======== Material provided ========

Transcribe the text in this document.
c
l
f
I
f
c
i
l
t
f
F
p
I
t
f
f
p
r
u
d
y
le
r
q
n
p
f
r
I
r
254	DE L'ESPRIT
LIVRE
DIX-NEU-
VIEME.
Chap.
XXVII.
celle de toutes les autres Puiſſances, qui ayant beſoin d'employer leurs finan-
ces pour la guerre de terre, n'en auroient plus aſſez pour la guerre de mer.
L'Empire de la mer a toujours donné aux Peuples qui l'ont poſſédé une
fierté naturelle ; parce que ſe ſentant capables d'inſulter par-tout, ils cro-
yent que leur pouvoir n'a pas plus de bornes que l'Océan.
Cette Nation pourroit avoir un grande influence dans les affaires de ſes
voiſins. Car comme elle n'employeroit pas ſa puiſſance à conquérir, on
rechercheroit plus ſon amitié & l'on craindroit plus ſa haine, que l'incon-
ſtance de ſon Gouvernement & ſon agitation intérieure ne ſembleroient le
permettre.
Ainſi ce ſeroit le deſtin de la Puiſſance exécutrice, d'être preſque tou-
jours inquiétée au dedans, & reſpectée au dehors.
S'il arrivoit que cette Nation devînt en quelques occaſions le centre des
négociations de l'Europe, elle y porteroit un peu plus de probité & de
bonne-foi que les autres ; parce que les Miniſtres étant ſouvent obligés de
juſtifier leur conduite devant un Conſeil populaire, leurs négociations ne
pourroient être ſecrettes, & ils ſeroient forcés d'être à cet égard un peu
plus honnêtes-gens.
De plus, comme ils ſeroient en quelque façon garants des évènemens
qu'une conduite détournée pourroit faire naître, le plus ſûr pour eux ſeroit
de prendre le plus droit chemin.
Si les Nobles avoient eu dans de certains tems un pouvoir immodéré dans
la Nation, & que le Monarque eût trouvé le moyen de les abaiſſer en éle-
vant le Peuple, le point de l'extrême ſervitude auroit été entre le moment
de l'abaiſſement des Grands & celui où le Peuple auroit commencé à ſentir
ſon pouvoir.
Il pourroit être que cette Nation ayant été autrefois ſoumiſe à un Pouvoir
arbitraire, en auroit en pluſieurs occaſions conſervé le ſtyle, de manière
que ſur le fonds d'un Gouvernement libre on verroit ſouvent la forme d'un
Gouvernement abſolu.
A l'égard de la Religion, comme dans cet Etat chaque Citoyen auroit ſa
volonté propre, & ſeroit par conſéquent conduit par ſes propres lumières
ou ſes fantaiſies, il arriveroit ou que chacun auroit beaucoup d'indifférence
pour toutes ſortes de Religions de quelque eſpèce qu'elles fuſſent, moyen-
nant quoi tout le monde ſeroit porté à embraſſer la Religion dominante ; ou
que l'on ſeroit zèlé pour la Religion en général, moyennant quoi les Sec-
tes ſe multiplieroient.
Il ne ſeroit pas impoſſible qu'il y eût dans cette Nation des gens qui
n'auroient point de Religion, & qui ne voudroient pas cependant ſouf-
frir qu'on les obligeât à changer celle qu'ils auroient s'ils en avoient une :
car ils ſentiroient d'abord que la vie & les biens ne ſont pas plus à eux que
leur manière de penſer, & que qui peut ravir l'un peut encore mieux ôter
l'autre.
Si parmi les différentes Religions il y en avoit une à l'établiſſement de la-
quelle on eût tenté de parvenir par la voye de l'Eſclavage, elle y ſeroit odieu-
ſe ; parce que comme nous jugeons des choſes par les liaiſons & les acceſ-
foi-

========

Reproduce the records above exactly as they appear.

Transcribe the text in this document.
c
l
f
I
f
c
i
l
t
f
F
p
I
t
f
f
p
r
u
d
y
le
r
q
n
p
f
r
I
r
254	DE L'ESPRIT
LIVRE
DIX-NEU-
VIEME.
Chap.
XXVII.
celle de toutes les autres Puiſſances, qui ayant beſoin d'employer leurs finan-
ces pour la guerre de terre, n'en auroient plus aſſez pour la guerre de mer.
L'Empire de la mer a toujours donné aux Peuples qui l'ont poſſédé une
fierté naturelle ; parce que ſe ſentant capables d'inſulter par-tout, ils cro-
yent que leur pouvoir n'a pas plus de bornes que l'Océan.
Cette Nation pourroit avoir un grande influence dans les affaires de ſes
voiſins. Car comme elle n'employeroit pas ſa puiſſance à conquérir, on
rechercheroit plus ſon amitié & l'on craindroit plus ſa haine, que l'incon-
ſtance de ſon Gouvernement & ſon agitation intérieure ne ſembleroient le
permettre.
Ainſi ce ſeroit le deſtin de la Puiſſance exécutrice, d'être preſque tou-
jours inquiétée au dedans, & reſpectée au dehors.
S'il arrivoit que cette Nation devînt en quelques occaſions le centre des
négociations de l'Europe, elle y porteroit un peu plus de probité & de
bonne-foi que les autres ; parce que les Miniſtres étant ſouvent obligés de
juſtifier leur conduite devant un Conſeil populaire, leurs négociations ne
pourroient être ſecrettes, & ils ſeroient forcés d'être à cet égard un peu
plus honnêtes-gens.
De plus, comme ils ſeroient en quelque façon garants des évènemens
qu'une conduite détournée pourroit faire naître, le plus ſûr pour eux ſeroit
de prendre le plus droit chemin.
Si les Nobles avoient eu dans de certains tems un pouvoir immodéré dans
la Nation, & que le Monarque eût trouvé le moyen de les abaiſſer en éle-
vant le Peuple, le point de l'extrême ſervitude auroit été entre le moment
de l'abaiſſement des Grands & celui où le Peuple auroit commencé à ſentir
ſon pouvoir.
Il pourroit être que cette Nation ayant été autrefois ſoumiſe à un Pouvoir
arbitraire, en auroit en pluſieurs occaſions conſervé le ſtyle, de manière
que ſur le fonds d'un Gouvernement libre on verroit ſouvent la forme d'un
Gouvernement abſolu.
A l'égard de la Religion, comme dans cet Etat chaque Citoyen auroit ſa
volonté propre, & ſeroit par conſéquent conduit par ſes propres lumières
ou ſes fantaiſies, il arriveroit ou que chacun auroit beaucoup d'indifférence
pour toutes ſortes de Religions de quelque eſpèce qu'elles fuſſent, moyen-
nant quoi tout le monde ſeroit porté à embraſſer la Religion dominante ; ou
que l'on ſeroit zèlé pour la Religion en général, moyennant quoi les Sec-
tes ſe multiplieroient.
Il ne ſeroit pas impoſſible qu'il y eût dans cette Nation des gens qui
n'auroient point de Religion, & qui ne voudroient pas cependant ſouf-
frir qu'on les obligeât à changer celle qu'ils auroient s'ils en avoient une :
car ils ſentiroient d'abord que la vie & les biens ne ſont pas plus à eux que
leur manière de penſer, & que qui peut ravir l'un peut encore mieux ôter
l'autre.
Si parmi les différentes Religions il y en avoit une à l'établiſſement de la-
quelle on eût tenté de parvenir par la voye de l'Eſclavage, elle y ſeroit odieu-
ſe ; parce que comme nous jugeons des choſes par les liaiſons & les acceſ-
foi-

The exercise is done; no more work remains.